§ MATERIAL SUPPLIED
--------------------------------------------------
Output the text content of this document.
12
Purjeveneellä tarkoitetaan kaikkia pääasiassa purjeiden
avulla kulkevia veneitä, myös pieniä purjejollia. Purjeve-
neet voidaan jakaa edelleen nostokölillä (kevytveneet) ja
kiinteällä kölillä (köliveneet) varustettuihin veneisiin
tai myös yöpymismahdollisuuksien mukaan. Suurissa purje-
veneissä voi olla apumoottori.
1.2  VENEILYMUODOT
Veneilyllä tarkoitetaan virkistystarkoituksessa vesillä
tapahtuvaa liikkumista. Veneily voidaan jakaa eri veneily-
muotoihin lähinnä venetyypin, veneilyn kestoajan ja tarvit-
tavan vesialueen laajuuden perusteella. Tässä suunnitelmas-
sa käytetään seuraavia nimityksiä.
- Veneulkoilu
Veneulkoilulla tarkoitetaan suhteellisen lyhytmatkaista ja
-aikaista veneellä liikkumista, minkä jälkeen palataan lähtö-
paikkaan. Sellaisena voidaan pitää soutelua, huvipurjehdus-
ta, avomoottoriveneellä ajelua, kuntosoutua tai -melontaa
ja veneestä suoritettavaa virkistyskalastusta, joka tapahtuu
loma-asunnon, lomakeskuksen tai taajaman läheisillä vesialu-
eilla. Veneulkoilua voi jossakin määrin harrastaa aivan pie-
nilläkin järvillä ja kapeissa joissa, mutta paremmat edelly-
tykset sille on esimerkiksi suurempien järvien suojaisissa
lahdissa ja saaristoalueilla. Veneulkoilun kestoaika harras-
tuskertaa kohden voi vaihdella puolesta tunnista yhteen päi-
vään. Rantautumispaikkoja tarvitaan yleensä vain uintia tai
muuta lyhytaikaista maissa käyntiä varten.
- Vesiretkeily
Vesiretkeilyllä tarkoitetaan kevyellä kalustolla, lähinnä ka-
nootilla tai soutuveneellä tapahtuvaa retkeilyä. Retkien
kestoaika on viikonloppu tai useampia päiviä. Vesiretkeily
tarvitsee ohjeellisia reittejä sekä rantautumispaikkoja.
--------------------------------------------------
§ GIVEN PROBLEM
Lines that hold "voidaan" are the ones to copy; find all of them.

§ ANSWER TO THIS PROBLEM
neet voidaan jakaa edelleen nostokölillä (kevytveneet) ja
tapahtuvaa liikkumista. Veneily voidaan jakaa eri veneily-
paikkaan. Sellaisena voidaan pitää soutelua, huvipurjehdus-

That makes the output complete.